*TASK REQUIREMENTS:* Copy out all the records, word for word.

*ENTRIES:*
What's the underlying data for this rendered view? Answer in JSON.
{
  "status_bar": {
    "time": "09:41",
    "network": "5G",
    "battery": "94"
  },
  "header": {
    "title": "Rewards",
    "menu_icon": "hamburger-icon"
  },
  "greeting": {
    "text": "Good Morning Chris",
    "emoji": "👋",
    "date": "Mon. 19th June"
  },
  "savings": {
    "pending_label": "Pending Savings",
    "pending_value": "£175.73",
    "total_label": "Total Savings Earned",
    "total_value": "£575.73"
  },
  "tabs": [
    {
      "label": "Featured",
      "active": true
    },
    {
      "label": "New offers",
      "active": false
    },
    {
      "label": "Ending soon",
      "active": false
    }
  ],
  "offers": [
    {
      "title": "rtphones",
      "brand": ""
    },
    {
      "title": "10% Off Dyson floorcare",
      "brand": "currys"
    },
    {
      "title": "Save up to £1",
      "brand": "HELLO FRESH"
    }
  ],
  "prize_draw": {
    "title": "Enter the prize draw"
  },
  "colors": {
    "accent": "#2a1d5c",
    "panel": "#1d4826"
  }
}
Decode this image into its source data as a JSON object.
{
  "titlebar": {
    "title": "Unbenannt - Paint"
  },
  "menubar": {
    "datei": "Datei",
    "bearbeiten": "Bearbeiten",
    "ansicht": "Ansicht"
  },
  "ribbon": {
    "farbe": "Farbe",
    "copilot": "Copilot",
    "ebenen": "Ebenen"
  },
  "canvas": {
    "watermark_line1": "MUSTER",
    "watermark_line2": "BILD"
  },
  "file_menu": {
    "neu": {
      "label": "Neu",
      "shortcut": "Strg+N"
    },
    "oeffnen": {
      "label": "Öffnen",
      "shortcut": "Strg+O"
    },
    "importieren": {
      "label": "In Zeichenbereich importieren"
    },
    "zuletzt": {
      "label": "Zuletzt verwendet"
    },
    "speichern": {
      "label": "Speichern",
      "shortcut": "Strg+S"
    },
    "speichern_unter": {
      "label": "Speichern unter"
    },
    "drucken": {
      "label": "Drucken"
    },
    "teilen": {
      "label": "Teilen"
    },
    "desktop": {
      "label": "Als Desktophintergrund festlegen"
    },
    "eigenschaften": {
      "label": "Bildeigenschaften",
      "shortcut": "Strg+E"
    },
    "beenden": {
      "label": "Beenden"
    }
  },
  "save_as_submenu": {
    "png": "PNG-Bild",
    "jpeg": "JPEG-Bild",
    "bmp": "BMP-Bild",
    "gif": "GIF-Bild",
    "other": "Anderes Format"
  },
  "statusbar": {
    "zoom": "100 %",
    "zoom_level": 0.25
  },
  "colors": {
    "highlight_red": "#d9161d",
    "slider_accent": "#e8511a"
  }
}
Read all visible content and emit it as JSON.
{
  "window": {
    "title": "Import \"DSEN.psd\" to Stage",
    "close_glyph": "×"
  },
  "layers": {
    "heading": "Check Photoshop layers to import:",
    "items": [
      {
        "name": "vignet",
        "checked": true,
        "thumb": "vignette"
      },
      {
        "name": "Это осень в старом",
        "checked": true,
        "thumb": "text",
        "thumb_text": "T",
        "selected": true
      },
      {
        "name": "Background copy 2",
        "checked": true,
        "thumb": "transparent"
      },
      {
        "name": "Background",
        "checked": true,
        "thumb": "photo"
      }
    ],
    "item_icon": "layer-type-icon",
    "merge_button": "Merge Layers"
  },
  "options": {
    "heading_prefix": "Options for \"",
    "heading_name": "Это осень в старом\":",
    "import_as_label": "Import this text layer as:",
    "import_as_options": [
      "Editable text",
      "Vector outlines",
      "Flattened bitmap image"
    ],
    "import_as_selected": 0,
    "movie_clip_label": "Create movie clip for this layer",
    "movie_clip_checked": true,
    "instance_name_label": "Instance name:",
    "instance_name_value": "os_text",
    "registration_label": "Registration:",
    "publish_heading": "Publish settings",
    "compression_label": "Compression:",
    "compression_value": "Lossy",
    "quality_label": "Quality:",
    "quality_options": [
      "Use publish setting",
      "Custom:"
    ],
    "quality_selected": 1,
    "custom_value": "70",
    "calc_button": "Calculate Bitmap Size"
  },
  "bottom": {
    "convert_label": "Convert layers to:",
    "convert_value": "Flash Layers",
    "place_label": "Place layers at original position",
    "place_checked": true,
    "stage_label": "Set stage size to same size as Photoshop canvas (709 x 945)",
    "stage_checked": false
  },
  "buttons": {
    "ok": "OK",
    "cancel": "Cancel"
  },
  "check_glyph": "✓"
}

*REPLY TO THE TASK:*
What's the underlying data for this rendered view? Answer in JSON.
{
  "status_bar": {
    "time": "09:41",
    "network": "5G",
    "battery": "94"
  },
  "header": {
    "title": "Rewards",
    "menu_icon": "hamburger-icon"
  },
  "greeting": {
    "text": "Good Morning Chris",
    "emoji": "👋",
    "date": "Mon. 19th June"
  },
  "savings": {
    "pending_label": "Pending Savings",
    "pending_value": "£175.73",
    "total_label": "Total Savings Earned",
    "total_value": "£575.73"
  },
  "tabs": [
    {
      "label": "Featured",
      "active": true
    },
    {
      "label": "New offers",
      "active": false
    },
    {
      "label": "Ending soon",
      "active": false
    }
  ],
  "offers": [
    {
      "title": "rtphones",
      "brand": ""
    },
    {
      "title": "10% Off Dyson floorcare",
      "brand": "currys"
    },
    {
      "title": "Save up to £1",
      "brand": "HELLO FRESH"
    }
  ],
  "prize_draw": {
    "title": "Enter the prize draw"
  },
  "colors": {
    "accent": "#2a1d5c",
    "panel": "#1d4826"
  }
}
Decode this image into its source data as a JSON object.
{
  "titlebar": {
    "title": "Unbenannt - Paint"
  },
  "menubar": {
    "datei": "Datei",
    "bearbeiten": "Bearbeiten",
    "ansicht": "Ansicht"
  },
  "ribbon": {
    "farbe": "Farbe",
    "copilot": "Copilot",
    "ebenen": "Ebenen"
  },
  "canvas": {
    "watermark_line1": "MUSTER",
    "watermark_line2": "BILD"
  },
  "file_menu": {
    "neu": {
      "label": "Neu",
      "shortcut": "Strg+N"
    },
    "oeffnen": {
      "label": "Öffnen",
      "shortcut": "Strg+O"
    },
    "importieren": {
      "label": "In Zeichenbereich importieren"
    },
    "zuletzt": {
      "label": "Zuletzt verwendet"
    },
    "speichern": {
      "label": "Speichern",
      "shortcut": "Strg+S"
    },
    "speichern_unter": {
      "label": "Speichern unter"
    },
    "drucken": {
      "label": "Drucken"
    },
    "teilen": {
      "label": "Teilen"
    },
    "desktop": {
      "label": "Als Desktophintergrund festlegen"
    },
    "eigenschaften": {
      "label": "Bildeigenschaften",
      "shortcut": "Strg+E"
    },
    "beenden": {
      "label": "Beenden"
    }
  },
  "save_as_submenu": {
    "png": "PNG-Bild",
    "jpeg": "JPEG-Bild",
    "bmp": "BMP-Bild",
    "gif": "GIF-Bild",
    "other": "Anderes Format"
  },
  "statusbar": {
    "zoom": "100 %",
    "zoom_level": 0.25
  },
  "colors": {
    "highlight_red": "#d9161d",
    "slider_accent": "#e8511a"
  }
}
Read all visible content and emit it as JSON.
{
  "window": {
    "title": "Import \"DSEN.psd\" to Stage",
    "close_glyph": "×"
  },
  "layers": {
    "heading": "Check Photoshop layers to import:",
    "items": [
      {
        "name": "vignet",
        "checked": true,
        "thumb": "vignette"
      },
      {
        "name": "Это осень в старом",
        "checked": true,
        "thumb": "text",
        "thumb_text": "T",
        "selected": true
      },
      {
        "name": "Background copy 2",
        "checked": true,
        "thumb": "transparent"
      },
      {
        "name": "Background",
        "checked": true,
        "thumb": "photo"
      }
    ],
    "item_icon": "layer-type-icon",
    "merge_button": "Merge Layers"
  },
  "options": {
    "heading_prefix": "Options for \"",
    "heading_name": "Это осень в старом\":",
    "import_as_label": "Import this text layer as:",
    "import_as_options": [
      "Editable text",
      "Vector outlines",
      "Flattened bitmap image"
    ],
    "import_as_selected": 0,
    "movie_clip_label": "Create movie clip for this layer",
    "movie_clip_checked": true,
    "instance_name_label": "Instance name:",
    "instance_name_value": "os_text",
    "registration_label": "Registration:",
    "publish_heading": "Publish settings",
    "compression_label": "Compression:",
    "compression_value": "Lossy",
    "quality_label": "Quality:",
    "quality_options": [
      "Use publish setting",
      "Custom:"
    ],
    "quality_selected": 1,
    "custom_value": "70",
    "calc_button": "Calculate Bitmap Size"
  },
  "bottom": {
    "convert_label": "Convert layers to:",
    "convert_value": "Flash Layers",
    "place_label": "Place layers at original position",
    "place_checked": true,
    "stage_label": "Set stage size to same size as Photoshop canvas (709 x 945)",
    "stage_checked": false
  },
  "buttons": {
    "ok": "OK",
    "cancel": "Cancel"
  },
  "check_glyph": "✓"
}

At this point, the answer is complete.